◆ DIRECTIONS ◆
Which lines below hold the word "Equity"? Report each one.

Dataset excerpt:
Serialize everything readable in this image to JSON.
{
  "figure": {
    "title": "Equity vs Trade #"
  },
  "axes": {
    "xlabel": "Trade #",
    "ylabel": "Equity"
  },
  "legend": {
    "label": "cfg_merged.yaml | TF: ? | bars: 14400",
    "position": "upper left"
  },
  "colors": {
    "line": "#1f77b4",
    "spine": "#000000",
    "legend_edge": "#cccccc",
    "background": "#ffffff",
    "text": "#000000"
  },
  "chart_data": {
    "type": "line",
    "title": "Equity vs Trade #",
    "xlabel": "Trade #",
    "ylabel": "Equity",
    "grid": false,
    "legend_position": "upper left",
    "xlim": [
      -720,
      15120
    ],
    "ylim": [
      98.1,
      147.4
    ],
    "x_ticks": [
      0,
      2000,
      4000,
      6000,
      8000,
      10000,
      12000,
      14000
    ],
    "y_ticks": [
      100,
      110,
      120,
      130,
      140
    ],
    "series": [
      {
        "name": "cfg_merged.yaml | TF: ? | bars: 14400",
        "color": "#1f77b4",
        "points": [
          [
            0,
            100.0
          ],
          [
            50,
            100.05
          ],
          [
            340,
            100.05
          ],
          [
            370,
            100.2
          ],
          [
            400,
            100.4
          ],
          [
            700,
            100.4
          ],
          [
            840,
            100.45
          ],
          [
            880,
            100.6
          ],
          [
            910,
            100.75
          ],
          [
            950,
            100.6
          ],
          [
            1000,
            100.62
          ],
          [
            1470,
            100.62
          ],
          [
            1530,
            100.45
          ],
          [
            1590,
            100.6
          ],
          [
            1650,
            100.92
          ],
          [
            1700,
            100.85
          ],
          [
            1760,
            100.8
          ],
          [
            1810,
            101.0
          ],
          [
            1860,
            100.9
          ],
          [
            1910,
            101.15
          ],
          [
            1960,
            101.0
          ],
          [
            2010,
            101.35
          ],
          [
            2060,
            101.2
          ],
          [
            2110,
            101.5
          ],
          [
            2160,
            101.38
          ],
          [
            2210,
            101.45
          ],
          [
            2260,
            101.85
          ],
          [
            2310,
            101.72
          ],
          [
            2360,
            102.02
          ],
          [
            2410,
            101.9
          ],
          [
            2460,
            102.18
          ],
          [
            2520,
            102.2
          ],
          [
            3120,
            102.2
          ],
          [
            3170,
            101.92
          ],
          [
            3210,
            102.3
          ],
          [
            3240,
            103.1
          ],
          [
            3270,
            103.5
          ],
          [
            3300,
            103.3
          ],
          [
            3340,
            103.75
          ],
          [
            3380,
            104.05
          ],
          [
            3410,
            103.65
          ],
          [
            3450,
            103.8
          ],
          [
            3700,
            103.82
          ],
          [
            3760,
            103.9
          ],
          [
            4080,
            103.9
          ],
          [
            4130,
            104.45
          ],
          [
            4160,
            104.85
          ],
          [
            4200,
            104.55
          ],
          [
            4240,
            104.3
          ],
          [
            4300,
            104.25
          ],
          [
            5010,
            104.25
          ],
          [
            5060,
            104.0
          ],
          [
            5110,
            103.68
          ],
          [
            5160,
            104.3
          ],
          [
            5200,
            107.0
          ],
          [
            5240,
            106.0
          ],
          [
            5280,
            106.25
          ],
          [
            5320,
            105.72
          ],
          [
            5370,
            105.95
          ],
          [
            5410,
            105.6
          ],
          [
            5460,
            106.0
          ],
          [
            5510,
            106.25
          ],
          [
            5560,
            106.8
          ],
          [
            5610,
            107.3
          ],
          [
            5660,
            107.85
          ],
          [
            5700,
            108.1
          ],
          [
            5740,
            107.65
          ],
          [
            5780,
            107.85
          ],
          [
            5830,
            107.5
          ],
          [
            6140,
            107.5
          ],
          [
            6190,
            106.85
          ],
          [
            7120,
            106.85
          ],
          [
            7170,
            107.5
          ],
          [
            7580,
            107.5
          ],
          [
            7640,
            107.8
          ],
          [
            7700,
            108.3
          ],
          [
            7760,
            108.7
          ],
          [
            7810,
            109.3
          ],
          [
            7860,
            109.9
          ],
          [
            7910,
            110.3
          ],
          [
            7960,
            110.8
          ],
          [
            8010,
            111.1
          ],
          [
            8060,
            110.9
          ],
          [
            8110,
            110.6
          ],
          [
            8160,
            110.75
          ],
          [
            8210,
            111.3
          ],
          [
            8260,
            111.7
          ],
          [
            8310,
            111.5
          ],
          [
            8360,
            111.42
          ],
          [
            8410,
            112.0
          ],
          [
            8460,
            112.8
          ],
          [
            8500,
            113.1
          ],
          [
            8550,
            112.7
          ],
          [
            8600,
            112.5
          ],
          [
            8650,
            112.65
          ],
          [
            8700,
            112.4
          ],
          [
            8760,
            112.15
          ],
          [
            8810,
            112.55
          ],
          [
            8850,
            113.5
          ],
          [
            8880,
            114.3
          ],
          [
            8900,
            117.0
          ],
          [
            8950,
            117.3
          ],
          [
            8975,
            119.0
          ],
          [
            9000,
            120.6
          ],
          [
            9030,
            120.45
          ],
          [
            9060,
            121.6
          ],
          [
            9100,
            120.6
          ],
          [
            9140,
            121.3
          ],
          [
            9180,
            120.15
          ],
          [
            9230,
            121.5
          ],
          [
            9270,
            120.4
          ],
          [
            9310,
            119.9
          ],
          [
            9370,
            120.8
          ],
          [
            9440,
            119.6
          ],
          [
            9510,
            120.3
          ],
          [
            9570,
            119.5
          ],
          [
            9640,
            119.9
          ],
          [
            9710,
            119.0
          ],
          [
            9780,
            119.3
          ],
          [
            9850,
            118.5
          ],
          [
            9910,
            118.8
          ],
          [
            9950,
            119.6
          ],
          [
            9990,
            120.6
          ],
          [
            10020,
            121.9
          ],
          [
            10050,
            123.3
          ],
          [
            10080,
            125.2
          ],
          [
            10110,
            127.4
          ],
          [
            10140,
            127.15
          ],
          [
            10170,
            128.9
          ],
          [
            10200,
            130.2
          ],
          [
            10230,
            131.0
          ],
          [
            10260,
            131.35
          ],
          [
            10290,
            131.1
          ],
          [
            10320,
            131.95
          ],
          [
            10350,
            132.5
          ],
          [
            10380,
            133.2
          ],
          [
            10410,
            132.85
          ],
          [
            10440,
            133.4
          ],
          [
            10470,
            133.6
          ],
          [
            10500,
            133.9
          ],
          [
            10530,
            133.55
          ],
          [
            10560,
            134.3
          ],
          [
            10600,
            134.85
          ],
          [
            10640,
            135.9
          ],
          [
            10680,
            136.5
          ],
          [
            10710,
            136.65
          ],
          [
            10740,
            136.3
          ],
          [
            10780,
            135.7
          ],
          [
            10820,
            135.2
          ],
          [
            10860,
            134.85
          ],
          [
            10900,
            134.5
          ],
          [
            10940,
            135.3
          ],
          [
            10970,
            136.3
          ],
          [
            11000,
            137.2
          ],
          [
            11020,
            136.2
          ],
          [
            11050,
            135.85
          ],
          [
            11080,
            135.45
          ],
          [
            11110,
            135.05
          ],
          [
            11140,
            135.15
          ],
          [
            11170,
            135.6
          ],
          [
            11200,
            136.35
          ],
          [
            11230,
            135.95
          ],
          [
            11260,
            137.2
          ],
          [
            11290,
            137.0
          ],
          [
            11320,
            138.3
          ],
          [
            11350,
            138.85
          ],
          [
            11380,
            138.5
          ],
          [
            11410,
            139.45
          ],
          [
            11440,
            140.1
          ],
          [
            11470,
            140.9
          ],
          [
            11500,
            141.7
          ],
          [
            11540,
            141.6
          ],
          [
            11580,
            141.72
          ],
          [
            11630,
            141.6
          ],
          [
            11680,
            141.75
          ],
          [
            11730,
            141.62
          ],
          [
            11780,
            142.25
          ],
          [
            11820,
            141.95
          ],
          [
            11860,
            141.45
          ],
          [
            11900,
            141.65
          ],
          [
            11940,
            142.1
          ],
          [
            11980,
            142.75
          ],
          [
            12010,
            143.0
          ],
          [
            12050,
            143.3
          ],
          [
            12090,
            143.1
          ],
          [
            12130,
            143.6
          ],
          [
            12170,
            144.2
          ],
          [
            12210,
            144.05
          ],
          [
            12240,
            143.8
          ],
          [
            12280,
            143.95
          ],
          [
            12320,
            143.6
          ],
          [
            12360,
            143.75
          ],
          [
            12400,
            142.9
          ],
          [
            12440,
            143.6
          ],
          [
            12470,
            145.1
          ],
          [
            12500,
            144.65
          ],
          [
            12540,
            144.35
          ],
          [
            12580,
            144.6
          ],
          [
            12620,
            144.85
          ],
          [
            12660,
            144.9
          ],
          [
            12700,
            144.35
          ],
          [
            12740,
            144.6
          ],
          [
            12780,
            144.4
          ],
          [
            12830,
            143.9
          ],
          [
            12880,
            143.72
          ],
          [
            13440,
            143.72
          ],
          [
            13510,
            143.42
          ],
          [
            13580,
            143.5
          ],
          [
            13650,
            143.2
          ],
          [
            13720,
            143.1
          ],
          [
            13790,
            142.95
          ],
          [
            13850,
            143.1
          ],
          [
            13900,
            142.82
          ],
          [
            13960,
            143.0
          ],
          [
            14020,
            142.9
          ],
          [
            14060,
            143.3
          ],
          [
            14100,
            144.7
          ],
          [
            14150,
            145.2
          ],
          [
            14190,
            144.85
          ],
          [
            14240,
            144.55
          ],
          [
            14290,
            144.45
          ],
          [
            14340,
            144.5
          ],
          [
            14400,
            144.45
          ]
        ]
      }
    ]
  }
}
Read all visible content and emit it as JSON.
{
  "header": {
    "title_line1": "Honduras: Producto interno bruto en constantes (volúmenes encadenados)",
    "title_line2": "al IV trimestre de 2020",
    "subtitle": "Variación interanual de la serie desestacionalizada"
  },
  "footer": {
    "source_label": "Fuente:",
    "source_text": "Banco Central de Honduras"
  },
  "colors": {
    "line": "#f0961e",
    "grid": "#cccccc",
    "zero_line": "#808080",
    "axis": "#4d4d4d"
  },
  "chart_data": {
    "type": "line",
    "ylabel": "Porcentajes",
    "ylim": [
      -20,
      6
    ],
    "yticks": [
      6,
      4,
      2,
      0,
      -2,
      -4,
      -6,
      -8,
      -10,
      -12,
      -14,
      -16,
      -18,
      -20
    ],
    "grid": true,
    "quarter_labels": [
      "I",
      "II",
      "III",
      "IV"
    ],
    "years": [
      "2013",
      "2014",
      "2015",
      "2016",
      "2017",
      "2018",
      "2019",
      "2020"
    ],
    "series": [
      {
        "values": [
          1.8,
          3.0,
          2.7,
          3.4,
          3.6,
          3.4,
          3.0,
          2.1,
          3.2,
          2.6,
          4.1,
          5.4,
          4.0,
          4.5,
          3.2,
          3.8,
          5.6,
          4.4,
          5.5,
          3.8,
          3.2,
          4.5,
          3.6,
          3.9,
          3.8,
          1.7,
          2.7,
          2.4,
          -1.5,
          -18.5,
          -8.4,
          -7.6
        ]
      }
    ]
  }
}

◆ RESULT OF THIS TASK ◆
    "title": "Equity vs Trade #"
    "ylabel": "Equity"
    "title": "Equity vs Trade #",
    "ylabel": "Equity",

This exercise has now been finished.